**To do:**
Read through the data and report every line in which the word "JSON" occurs.

'''

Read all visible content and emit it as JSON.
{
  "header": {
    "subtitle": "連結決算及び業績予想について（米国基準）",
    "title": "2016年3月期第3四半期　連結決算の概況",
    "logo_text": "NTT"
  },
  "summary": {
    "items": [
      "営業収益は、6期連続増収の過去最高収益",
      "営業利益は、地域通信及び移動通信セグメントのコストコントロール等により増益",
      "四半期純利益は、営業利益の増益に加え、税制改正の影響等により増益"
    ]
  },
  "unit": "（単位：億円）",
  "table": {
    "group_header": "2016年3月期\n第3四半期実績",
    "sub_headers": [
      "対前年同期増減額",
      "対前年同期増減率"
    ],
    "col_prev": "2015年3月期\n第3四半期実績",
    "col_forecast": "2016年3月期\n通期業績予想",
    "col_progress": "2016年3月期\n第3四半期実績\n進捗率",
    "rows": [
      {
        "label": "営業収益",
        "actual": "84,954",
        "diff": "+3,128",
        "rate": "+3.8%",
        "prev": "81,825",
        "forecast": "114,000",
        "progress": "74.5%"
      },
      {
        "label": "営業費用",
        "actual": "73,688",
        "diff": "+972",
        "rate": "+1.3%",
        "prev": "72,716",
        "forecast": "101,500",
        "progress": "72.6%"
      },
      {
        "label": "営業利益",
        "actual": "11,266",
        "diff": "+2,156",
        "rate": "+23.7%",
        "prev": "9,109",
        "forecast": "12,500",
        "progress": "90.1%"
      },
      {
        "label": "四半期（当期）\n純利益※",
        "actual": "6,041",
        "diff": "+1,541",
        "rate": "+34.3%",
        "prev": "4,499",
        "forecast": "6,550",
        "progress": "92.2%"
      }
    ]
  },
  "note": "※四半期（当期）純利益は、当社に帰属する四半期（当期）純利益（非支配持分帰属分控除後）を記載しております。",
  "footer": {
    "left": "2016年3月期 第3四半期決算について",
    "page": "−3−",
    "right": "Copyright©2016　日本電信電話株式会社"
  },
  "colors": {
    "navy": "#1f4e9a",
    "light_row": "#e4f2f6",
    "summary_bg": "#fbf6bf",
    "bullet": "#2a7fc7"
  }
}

'''
'''

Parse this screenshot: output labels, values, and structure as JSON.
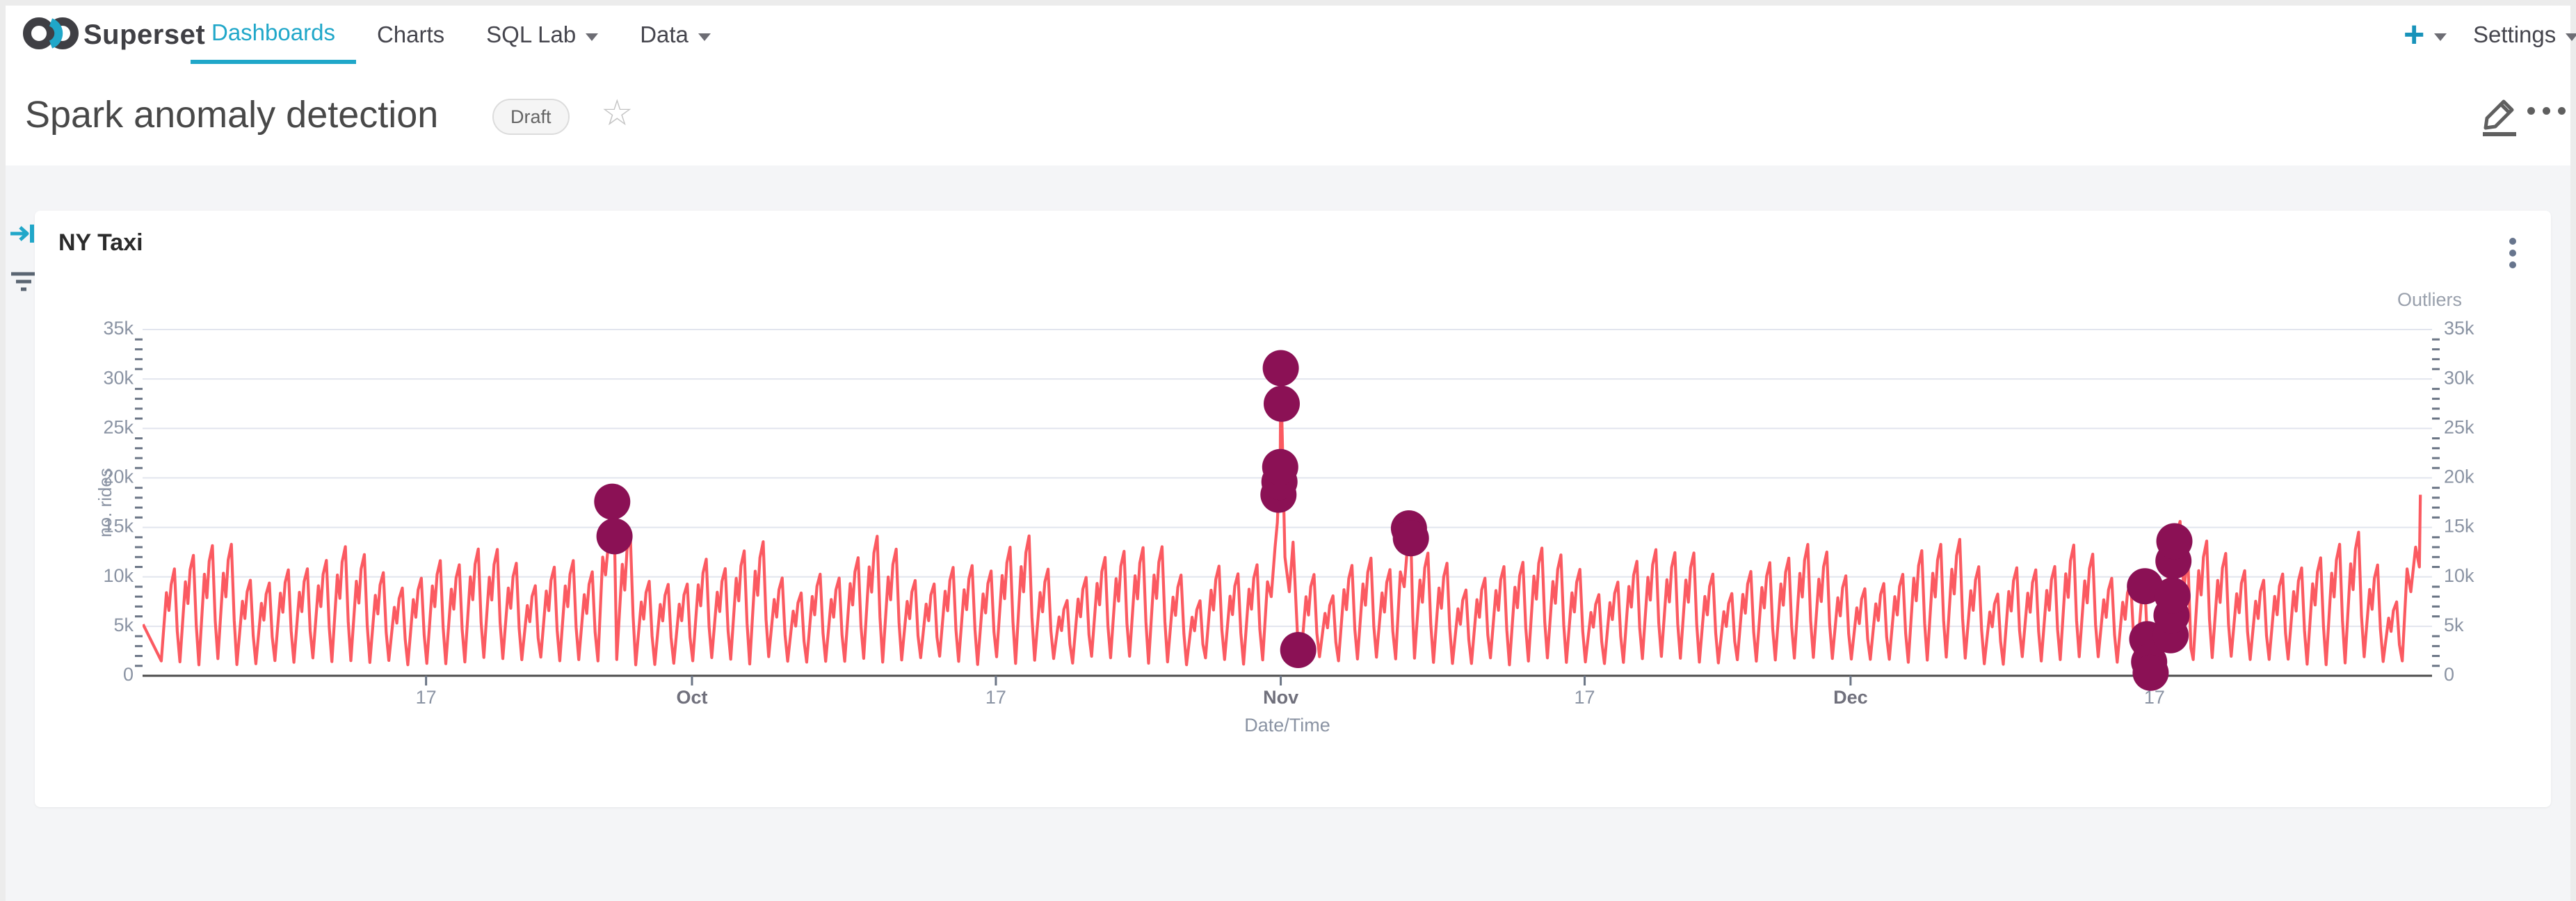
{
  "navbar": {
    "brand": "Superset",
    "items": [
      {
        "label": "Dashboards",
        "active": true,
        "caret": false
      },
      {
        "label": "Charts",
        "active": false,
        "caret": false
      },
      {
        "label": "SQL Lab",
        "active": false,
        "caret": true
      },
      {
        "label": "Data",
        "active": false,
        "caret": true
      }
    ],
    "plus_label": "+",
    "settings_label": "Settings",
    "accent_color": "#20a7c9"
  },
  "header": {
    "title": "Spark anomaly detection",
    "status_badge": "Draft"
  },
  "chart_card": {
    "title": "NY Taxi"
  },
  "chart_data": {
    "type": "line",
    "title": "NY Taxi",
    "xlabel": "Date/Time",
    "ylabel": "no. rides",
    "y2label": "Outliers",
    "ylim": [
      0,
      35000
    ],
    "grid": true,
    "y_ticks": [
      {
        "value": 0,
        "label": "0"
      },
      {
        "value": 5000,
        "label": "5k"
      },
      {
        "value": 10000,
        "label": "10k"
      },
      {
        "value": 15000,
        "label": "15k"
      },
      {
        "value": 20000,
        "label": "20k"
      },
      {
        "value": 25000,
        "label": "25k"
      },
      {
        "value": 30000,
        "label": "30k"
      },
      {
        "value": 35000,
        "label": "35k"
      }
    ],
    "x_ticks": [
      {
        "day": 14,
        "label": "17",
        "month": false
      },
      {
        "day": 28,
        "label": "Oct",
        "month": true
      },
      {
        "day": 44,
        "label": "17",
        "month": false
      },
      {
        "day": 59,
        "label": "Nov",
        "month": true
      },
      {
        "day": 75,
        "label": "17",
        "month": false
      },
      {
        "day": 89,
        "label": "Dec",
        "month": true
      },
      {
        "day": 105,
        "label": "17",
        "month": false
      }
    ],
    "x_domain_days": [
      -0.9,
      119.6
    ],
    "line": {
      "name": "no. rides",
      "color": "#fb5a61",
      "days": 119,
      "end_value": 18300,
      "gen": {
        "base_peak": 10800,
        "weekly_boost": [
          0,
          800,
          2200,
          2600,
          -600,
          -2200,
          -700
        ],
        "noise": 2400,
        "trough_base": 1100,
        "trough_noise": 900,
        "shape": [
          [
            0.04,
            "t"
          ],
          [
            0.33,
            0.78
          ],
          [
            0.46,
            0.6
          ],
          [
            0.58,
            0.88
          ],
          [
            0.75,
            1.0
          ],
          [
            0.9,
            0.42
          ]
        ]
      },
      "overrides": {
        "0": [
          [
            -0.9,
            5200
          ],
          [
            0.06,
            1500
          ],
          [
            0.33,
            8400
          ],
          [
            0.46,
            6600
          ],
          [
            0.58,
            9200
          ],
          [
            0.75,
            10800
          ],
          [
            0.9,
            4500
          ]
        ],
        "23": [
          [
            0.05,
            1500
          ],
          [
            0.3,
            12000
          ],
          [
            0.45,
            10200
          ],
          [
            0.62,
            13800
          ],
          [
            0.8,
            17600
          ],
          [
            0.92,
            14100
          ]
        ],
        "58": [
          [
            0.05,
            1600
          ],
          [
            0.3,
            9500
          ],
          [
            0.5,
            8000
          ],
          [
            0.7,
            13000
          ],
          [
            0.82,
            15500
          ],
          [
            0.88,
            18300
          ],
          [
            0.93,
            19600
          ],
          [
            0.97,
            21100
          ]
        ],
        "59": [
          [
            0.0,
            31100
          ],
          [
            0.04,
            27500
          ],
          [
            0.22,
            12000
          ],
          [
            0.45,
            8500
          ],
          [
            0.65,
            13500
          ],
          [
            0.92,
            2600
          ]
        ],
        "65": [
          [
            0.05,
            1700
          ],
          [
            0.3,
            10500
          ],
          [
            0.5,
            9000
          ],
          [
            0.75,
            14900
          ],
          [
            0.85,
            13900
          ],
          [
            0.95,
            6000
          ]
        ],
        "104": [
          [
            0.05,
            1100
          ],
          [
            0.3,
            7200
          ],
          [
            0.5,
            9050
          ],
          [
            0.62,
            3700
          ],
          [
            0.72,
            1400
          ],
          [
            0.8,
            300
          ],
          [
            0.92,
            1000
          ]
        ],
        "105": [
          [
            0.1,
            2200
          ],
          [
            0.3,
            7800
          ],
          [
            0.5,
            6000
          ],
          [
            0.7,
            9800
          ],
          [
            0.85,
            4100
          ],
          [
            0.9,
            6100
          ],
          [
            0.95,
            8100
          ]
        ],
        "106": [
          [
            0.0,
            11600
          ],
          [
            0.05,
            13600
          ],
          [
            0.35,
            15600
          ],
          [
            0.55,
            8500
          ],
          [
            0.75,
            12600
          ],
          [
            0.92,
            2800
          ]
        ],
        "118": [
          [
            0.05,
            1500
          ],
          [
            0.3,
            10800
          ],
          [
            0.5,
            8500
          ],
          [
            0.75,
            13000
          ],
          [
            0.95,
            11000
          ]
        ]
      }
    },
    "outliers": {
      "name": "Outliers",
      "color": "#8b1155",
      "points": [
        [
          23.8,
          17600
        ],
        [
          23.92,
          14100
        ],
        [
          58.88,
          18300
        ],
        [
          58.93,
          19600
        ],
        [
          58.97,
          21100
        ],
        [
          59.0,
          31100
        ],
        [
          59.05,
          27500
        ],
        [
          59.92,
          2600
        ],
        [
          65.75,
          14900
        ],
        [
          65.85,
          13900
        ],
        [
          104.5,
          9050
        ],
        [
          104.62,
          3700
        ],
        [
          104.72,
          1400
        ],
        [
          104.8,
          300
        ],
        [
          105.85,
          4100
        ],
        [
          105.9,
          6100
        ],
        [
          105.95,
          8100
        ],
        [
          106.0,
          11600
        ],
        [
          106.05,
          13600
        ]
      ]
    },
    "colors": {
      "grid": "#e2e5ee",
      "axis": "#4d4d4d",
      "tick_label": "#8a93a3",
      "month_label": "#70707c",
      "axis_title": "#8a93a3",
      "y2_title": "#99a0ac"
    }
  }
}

'''

**Written answer:**
Read all visible content and emit it as JSON.
Parse this screenshot: output labels, values, and structure as JSON.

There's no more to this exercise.